:: Information provided ::

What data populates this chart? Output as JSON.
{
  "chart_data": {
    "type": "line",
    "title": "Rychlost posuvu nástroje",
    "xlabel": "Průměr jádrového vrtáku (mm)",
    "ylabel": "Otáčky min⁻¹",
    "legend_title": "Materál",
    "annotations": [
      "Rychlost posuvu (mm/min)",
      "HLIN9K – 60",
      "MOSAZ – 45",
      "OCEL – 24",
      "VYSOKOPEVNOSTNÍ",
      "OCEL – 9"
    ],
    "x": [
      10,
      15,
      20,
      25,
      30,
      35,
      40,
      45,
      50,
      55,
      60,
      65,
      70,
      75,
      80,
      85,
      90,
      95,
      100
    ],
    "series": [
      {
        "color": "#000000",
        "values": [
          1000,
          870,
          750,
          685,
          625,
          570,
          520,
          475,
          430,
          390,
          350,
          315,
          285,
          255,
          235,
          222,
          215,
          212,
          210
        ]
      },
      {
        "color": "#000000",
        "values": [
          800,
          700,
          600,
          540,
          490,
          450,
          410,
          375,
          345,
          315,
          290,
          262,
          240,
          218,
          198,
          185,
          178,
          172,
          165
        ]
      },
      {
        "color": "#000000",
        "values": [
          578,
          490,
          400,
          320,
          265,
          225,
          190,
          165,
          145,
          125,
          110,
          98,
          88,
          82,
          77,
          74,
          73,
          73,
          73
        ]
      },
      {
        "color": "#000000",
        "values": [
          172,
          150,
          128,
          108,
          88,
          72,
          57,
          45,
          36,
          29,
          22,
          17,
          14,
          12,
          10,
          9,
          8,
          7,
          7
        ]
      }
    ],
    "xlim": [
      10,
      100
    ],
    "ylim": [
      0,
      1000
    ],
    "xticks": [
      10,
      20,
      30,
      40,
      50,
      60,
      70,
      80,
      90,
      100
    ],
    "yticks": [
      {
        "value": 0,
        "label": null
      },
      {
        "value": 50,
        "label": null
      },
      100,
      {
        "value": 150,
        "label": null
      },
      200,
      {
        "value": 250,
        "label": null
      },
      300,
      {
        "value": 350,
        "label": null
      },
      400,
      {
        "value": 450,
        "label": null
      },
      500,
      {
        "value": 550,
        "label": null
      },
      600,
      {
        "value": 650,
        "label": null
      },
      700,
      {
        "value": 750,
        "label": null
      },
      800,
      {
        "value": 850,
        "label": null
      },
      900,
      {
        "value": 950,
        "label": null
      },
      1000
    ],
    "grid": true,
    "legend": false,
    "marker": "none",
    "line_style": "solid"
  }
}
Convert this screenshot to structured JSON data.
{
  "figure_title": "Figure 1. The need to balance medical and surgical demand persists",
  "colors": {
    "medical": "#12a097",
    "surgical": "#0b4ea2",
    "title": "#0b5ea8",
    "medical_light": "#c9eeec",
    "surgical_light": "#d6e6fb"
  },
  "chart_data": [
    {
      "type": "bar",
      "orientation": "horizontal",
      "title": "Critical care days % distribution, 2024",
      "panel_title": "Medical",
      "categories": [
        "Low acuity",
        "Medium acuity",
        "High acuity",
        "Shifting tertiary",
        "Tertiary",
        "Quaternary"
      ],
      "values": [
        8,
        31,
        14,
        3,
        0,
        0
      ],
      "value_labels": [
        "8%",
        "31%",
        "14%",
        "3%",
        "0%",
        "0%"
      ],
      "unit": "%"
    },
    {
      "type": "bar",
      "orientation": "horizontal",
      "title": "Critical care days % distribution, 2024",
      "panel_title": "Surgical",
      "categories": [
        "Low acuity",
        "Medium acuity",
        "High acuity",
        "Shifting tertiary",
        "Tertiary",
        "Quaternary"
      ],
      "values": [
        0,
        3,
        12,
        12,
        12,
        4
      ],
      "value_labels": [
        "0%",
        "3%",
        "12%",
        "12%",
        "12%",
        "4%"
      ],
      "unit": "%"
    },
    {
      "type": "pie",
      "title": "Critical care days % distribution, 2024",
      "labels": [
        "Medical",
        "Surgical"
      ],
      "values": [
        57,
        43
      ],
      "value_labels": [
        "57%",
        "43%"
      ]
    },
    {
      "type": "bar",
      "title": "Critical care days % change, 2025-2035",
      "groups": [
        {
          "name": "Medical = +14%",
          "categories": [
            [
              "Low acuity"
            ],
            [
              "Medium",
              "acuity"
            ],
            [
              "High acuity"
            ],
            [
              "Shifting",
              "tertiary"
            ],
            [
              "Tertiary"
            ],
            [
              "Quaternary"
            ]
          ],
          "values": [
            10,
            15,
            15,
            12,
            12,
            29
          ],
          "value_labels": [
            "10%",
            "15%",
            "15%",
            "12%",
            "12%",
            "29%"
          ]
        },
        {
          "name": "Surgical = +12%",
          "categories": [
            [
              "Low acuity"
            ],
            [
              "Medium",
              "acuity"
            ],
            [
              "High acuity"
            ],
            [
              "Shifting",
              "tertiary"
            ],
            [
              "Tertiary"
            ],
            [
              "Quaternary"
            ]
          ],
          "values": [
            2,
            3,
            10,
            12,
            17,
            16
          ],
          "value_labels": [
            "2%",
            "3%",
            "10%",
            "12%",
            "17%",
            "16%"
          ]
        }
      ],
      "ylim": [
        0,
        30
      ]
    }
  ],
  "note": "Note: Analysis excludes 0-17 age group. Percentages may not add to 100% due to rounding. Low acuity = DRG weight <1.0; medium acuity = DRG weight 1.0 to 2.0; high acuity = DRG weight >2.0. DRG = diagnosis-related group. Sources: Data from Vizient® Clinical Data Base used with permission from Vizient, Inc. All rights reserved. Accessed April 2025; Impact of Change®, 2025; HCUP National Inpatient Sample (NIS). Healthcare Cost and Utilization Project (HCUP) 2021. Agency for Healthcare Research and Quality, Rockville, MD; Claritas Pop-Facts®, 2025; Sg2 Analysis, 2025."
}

:: What this task involves ::
Reproduce all of the records exactly.

:: Completed task ::
What data populates this chart? Output as JSON.
{
  "chart_data": {
    "type": "line",
    "title": "Rychlost posuvu nástroje",
    "xlabel": "Průměr jádrového vrtáku (mm)",
    "ylabel": "Otáčky min⁻¹",
    "legend_title": "Materál",
    "annotations": [
      "Rychlost posuvu (mm/min)",
      "HLIN9K – 60",
      "MOSAZ – 45",
      "OCEL – 24",
      "VYSOKOPEVNOSTNÍ",
      "OCEL – 9"
    ],
    "x": [
      10,
      15,
      20,
      25,
      30,
      35,
      40,
      45,
      50,
      55,
      60,
      65,
      70,
      75,
      80,
      85,
      90,
      95,
      100
    ],
    "series": [
      {
        "color": "#000000",
        "values": [
          1000,
          870,
          750,
          685,
          625,
          570,
          520,
          475,
          430,
          390,
          350,
          315,
          285,
          255,
          235,
          222,
          215,
          212,
          210
        ]
      },
      {
        "color": "#000000",
        "values": [
          800,
          700,
          600,
          540,
          490,
          450,
          410,
          375,
          345,
          315,
          290,
          262,
          240,
          218,
          198,
          185,
          178,
          172,
          165
        ]
      },
      {
        "color": "#000000",
        "values": [
          578,
          490,
          400,
          320,
          265,
          225,
          190,
          165,
          145,
          125,
          110,
          98,
          88,
          82,
          77,
          74,
          73,
          73,
          73
        ]
      },
      {
        "color": "#000000",
        "values": [
          172,
          150,
          128,
          108,
          88,
          72,
          57,
          45,
          36,
          29,
          22,
          17,
          14,
          12,
          10,
          9,
          8,
          7,
          7
        ]
      }
    ],
    "xlim": [
      10,
      100
    ],
    "ylim": [
      0,
      1000
    ],
    "xticks": [
      10,
      20,
      30,
      40,
      50,
      60,
      70,
      80,
      90,
      100
    ],
    "yticks": [
      {
        "value": 0,
        "label": null
      },
      {
        "value": 50,
        "label": null
      },
      100,
      {
        "value": 150,
        "label": null
      },
      200,
      {
        "value": 250,
        "label": null
      },
      300,
      {
        "value": 350,
        "label": null
      },
      400,
      {
        "value": 450,
        "label": null
      },
      500,
      {
        "value": 550,
        "label": null
      },
      600,
      {
        "value": 650,
        "label": null
      },
      700,
      {
        "value": 750,
        "label": null
      },
      800,
      {
        "value": 850,
        "label": null
      },
      900,
      {
        "value": 950,
        "label": null
      },
      1000
    ],
    "grid": true,
    "legend": false,
    "marker": "none",
    "line_style": "solid"
  }
}
Convert this screenshot to structured JSON data.
{
  "figure_title": "Figure 1. The need to balance medical and surgical demand persists",
  "colors": {
    "medical": "#12a097",
    "surgical": "#0b4ea2",
    "title": "#0b5ea8",
    "medical_light": "#c9eeec",
    "surgical_light": "#d6e6fb"
  },
  "chart_data": [
    {
      "type": "bar",
      "orientation": "horizontal",
      "title": "Critical care days % distribution, 2024",
      "panel_title": "Medical",
      "categories": [
        "Low acuity",
        "Medium acuity",
        "High acuity",
        "Shifting tertiary",
        "Tertiary",
        "Quaternary"
      ],
      "values": [
        8,
        31,
        14,
        3,
        0,
        0
      ],
      "value_labels": [
        "8%",
        "31%",
        "14%",
        "3%",
        "0%",
        "0%"
      ],
      "unit": "%"
    },
    {
      "type": "bar",
      "orientation": "horizontal",
      "title": "Critical care days % distribution, 2024",
      "panel_title": "Surgical",
      "categories": [
        "Low acuity",
        "Medium acuity",
        "High acuity",
        "Shifting tertiary",
        "Tertiary",
        "Quaternary"
      ],
      "values": [
        0,
        3,
        12,
        12,
        12,
        4
      ],
      "value_labels": [
        "0%",
        "3%",
        "12%",
        "12%",
        "12%",
        "4%"
      ],
      "unit": "%"
    },
    {
      "type": "pie",
      "title": "Critical care days % distribution, 2024",
      "labels": [
        "Medical",
        "Surgical"
      ],
      "values": [
        57,
        43
      ],
      "value_labels": [
        "57%",
        "43%"
      ]
    },
    {
      "type": "bar",
      "title": "Critical care days % change, 2025-2035",
      "groups": [
        {
          "name": "Medical = +14%",
          "categories": [
            [
              "Low acuity"
            ],
            [
              "Medium",
              "acuity"
            ],
            [
              "High acuity"
            ],
            [
              "Shifting",
              "tertiary"
            ],
            [
              "Tertiary"
            ],
            [
              "Quaternary"
            ]
          ],
          "values": [
            10,
            15,
            15,
            12,
            12,
            29
          ],
          "value_labels": [
            "10%",
            "15%",
            "15%",
            "12%",
            "12%",
            "29%"
          ]
        },
        {
          "name": "Surgical = +12%",
          "categories": [
            [
              "Low acuity"
            ],
            [
              "Medium",
              "acuity"
            ],
            [
              "High acuity"
            ],
            [
              "Shifting",
              "tertiary"
            ],
            [
              "Tertiary"
            ],
            [
              "Quaternary"
            ]
          ],
          "values": [
            2,
            3,
            10,
            12,
            17,
            16
          ],
          "value_labels": [
            "2%",
            "3%",
            "10%",
            "12%",
            "17%",
            "16%"
          ]
        }
      ],
      "ylim": [
        0,
        30
      ]
    }
  ],
  "note": "Note: Analysis excludes 0-17 age group. Percentages may not add to 100% due to rounding. Low acuity = DRG weight <1.0; medium acuity = DRG weight 1.0 to 2.0; high acuity = DRG weight >2.0. DRG = diagnosis-related group. Sources: Data from Vizient® Clinical Data Base used with permission from Vizient, Inc. All rights reserved. Accessed April 2025; Impact of Change®, 2025; HCUP National Inpatient Sample (NIS). Healthcare Cost and Utilization Project (HCUP) 2021. Agency for Healthcare Research and Quality, Rockville, MD; Claritas Pop-Facts®, 2025; Sg2 Analysis, 2025."
}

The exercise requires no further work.